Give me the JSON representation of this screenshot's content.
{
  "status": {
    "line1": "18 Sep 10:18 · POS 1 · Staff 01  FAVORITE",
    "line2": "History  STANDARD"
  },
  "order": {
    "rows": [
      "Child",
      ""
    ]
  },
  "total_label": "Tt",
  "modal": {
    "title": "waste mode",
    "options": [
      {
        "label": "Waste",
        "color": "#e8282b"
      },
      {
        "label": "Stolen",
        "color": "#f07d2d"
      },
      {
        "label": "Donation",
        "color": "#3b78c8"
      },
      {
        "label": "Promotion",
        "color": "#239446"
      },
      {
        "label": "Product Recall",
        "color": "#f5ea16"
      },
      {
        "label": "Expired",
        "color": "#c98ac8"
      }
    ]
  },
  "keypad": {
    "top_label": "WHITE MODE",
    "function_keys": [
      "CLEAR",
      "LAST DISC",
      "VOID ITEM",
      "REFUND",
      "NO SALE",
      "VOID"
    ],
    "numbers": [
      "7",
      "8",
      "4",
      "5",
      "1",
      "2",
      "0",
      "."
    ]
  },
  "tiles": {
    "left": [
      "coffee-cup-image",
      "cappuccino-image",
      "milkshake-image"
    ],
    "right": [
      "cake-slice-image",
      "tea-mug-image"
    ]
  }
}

**Given instruction**
Copy each line of the records above that carries the word "color".

**Complete output**
        "color": "#e8282b"
        "color": "#f07d2d"
        "color": "#3b78c8"
        "color": "#239446"
        "color": "#f5ea16"
        "color": "#c98ac8"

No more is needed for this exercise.